» **Supplied material**:
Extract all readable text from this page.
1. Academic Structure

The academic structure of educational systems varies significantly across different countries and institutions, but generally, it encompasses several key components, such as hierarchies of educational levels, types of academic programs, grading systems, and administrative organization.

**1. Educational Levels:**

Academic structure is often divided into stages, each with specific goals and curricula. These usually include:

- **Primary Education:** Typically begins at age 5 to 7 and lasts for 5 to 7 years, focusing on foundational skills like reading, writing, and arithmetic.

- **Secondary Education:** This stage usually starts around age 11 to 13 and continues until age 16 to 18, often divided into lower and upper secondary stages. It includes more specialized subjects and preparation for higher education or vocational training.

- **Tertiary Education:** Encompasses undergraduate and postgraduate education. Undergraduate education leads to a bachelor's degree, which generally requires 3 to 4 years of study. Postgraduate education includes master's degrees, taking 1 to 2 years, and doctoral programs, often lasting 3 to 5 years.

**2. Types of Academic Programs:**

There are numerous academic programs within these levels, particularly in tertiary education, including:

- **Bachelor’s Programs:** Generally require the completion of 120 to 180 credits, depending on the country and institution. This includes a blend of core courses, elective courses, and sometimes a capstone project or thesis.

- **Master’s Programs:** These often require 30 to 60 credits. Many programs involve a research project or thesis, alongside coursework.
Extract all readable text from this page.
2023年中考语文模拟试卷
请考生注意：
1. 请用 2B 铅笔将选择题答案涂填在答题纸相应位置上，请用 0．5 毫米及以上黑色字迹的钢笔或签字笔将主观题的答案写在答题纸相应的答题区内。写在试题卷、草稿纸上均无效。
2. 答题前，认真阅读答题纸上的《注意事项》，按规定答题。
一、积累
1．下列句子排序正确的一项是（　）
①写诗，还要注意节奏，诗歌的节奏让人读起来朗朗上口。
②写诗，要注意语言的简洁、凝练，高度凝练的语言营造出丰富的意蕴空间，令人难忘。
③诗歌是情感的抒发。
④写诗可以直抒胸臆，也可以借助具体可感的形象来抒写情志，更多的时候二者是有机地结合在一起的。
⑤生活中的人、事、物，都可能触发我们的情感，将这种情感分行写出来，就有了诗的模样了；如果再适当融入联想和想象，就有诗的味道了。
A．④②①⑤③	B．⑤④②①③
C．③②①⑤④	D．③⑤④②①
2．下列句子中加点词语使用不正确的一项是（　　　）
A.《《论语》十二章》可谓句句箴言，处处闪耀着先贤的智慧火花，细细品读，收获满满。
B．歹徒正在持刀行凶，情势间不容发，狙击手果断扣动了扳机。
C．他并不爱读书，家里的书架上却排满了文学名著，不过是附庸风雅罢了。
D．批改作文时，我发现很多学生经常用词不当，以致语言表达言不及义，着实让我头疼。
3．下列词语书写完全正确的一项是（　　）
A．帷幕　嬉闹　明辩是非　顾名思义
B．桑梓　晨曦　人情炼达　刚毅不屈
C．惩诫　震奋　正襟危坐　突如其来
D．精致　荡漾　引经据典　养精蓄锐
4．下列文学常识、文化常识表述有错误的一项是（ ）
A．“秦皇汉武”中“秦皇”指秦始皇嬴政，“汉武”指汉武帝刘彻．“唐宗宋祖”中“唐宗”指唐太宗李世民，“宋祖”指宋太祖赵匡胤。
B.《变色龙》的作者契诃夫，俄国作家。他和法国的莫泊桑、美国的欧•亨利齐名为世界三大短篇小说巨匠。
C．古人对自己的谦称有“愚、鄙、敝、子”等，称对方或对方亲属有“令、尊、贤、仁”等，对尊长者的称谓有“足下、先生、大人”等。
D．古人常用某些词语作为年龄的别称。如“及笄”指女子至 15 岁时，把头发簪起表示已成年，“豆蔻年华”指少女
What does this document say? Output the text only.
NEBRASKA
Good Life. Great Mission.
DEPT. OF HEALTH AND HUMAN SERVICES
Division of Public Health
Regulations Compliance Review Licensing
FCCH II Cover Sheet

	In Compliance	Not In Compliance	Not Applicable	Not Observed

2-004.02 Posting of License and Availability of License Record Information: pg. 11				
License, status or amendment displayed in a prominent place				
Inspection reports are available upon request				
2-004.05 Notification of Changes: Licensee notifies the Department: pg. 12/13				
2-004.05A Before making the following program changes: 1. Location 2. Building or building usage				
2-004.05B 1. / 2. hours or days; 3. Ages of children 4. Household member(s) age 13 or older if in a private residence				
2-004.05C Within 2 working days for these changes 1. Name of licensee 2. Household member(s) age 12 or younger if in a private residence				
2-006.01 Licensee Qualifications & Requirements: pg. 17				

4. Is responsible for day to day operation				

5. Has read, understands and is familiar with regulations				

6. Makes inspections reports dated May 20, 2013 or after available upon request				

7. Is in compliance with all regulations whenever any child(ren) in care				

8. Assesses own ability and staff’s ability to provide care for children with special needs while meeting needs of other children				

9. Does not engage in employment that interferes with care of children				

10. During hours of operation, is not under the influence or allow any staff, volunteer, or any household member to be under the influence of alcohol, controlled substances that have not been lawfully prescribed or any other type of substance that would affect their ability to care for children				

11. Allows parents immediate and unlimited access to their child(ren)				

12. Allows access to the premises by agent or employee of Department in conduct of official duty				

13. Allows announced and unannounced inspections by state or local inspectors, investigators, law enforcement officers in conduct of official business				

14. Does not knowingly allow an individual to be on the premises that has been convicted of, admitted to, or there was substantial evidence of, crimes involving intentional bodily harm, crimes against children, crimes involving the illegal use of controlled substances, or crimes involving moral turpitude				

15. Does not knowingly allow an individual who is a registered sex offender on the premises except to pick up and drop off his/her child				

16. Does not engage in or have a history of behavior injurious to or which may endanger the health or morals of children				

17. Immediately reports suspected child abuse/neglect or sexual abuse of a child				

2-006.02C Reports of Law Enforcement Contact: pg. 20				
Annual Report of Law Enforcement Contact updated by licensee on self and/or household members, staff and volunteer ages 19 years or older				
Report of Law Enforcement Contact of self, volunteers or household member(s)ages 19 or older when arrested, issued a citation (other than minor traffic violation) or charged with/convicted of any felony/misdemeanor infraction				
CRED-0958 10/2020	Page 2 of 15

» **Exercise task**: Reproduce each record exactly, leaving nothing out.

» **Problem solution**:
Extract all readable text from this page.
1. Academic Structure

The academic structure of educational systems varies significantly across different countries and institutions, but generally, it encompasses several key components, such as hierarchies of educational levels, types of academic programs, grading systems, and administrative organization.

**1. Educational Levels:**

Academic structure is often divided into stages, each with specific goals and curricula. These usually include:

- **Primary Education:** Typically begins at age 5 to 7 and lasts for 5 to 7 years, focusing on foundational skills like reading, writing, and arithmetic.

- **Secondary Education:** This stage usually starts around age 11 to 13 and continues until age 16 to 18, often divided into lower and upper secondary stages. It includes more specialized subjects and preparation for higher education or vocational training.

- **Tertiary Education:** Encompasses undergraduate and postgraduate education. Undergraduate education leads to a bachelor's degree, which generally requires 3 to 4 years of study. Postgraduate education includes master's degrees, taking 1 to 2 years, and doctoral programs, often lasting 3 to 5 years.

**2. Types of Academic Programs:**

There are numerous academic programs within these levels, particularly in tertiary education, including:

- **Bachelor’s Programs:** Generally require the completion of 120 to 180 credits, depending on the country and institution. This includes a blend of core courses, elective courses, and sometimes a capstone project or thesis.

- **Master’s Programs:** These often require 30 to 60 credits. Many programs involve a research project or thesis, alongside coursework.
Extract all readable text from this page.
2023年中考语文模拟试卷
请考生注意：
1. 请用 2B 铅笔将选择题答案涂填在答题纸相应位置上，请用 0．5 毫米及以上黑色字迹的钢笔或签字笔将主观题的答案写在答题纸相应的答题区内。写在试题卷、草稿纸上均无效。
2. 答题前，认真阅读答题纸上的《注意事项》，按规定答题。
一、积累
1．下列句子排序正确的一项是（　）
①写诗，还要注意节奏，诗歌的节奏让人读起来朗朗上口。
②写诗，要注意语言的简洁、凝练，高度凝练的语言营造出丰富的意蕴空间，令人难忘。
③诗歌是情感的抒发。
④写诗可以直抒胸臆，也可以借助具体可感的形象来抒写情志，更多的时候二者是有机地结合在一起的。
⑤生活中的人、事、物，都可能触发我们的情感，将这种情感分行写出来，就有了诗的模样了；如果再适当融入联想和想象，就有诗的味道了。
A．④②①⑤③	B．⑤④②①③
C．③②①⑤④	D．③⑤④②①
2．下列句子中加点词语使用不正确的一项是（　　　）
A.《《论语》十二章》可谓句句箴言，处处闪耀着先贤的智慧火花，细细品读，收获满满。
B．歹徒正在持刀行凶，情势间不容发，狙击手果断扣动了扳机。
C．他并不爱读书，家里的书架上却排满了文学名著，不过是附庸风雅罢了。
D．批改作文时，我发现很多学生经常用词不当，以致语言表达言不及义，着实让我头疼。
3．下列词语书写完全正确的一项是（　　）
A．帷幕　嬉闹　明辩是非　顾名思义
B．桑梓　晨曦　人情炼达　刚毅不屈
C．惩诫　震奋　正襟危坐　突如其来
D．精致　荡漾　引经据典　养精蓄锐
4．下列文学常识、文化常识表述有错误的一项是（ ）
A．“秦皇汉武”中“秦皇”指秦始皇嬴政，“汉武”指汉武帝刘彻．“唐宗宋祖”中“唐宗”指唐太宗李世民，“宋祖”指宋太祖赵匡胤。
B.《变色龙》的作者契诃夫，俄国作家。他和法国的莫泊桑、美国的欧•亨利齐名为世界三大短篇小说巨匠。
C．古人对自己的谦称有“愚、鄙、敝、子”等，称对方或对方亲属有“令、尊、贤、仁”等，对尊长者的称谓有“足下、先生、大人”等。
D．古人常用某些词语作为年龄的别称。如“及笄”指女子至 15 岁时，把头发簪起表示已成年，“豆蔻年华”指少女
What does this document say? Output the text only.
NEBRASKA
Good Life. Great Mission.
DEPT. OF HEALTH AND HUMAN SERVICES
Division of Public Health
Regulations Compliance Review Licensing
FCCH II Cover Sheet

	In Compliance	Not In Compliance	Not Applicable	Not Observed

2-004.02 Posting of License and Availability of License Record Information: pg. 11				
License, status or amendment displayed in a prominent place				
Inspection reports are available upon request				
2-004.05 Notification of Changes: Licensee notifies the Department: pg. 12/13				
2-004.05A Before making the following program changes: 1. Location 2. Building or building usage				
2-004.05B 1. / 2. hours or days; 3. Ages of children 4. Household member(s) age 13 or older if in a private residence				
2-004.05C Within 2 working days for these changes 1. Name of licensee 2. Household member(s) age 12 or younger if in a private residence				
2-006.01 Licensee Qualifications & Requirements: pg. 17				

4. Is responsible for day to day operation				

5. Has read, understands and is familiar with regulations				

6. Makes inspections reports dated May 20, 2013 or after available upon request				

7. Is in compliance with all regulations whenever any child(ren) in care				

8. Assesses own ability and staff’s ability to provide care for children with special needs while meeting needs of other children				

9. Does not engage in employment that interferes with care of children				

10. During hours of operation, is not under the influence or allow any staff, volunteer, or any household member to be under the influence of alcohol, controlled substances that have not been lawfully prescribed or any other type of substance that would affect their ability to care for children				

11. Allows parents immediate and unlimited access to their child(ren)				

12. Allows access to the premises by agent or employee of Department in conduct of official duty				

13. Allows announced and unannounced inspections by state or local inspectors, investigators, law enforcement officers in conduct of official business				

14. Does not knowingly allow an individual to be on the premises that has been convicted of, admitted to, or there was substantial evidence of, crimes involving intentional bodily harm, crimes against children, crimes involving the illegal use of controlled substances, or crimes involving moral turpitude				

15. Does not knowingly allow an individual who is a registered sex offender on the premises except to pick up and drop off his/her child				

16. Does not engage in or have a history of behavior injurious to or which may endanger the health or morals of children				

17. Immediately reports suspected child abuse/neglect or sexual abuse of a child				

2-006.02C Reports of Law Enforcement Contact: pg. 20				
Annual Report of Law Enforcement Contact updated by licensee on self and/or household members, staff and volunteer ages 19 years or older				
Report of Law Enforcement Contact of self, volunteers or household member(s)ages 19 or older when arrested, issued a citation (other than minor traffic violation) or charged with/convicted of any felony/misdemeanor infraction				
CRED-0958 10/2020	Page 2 of 15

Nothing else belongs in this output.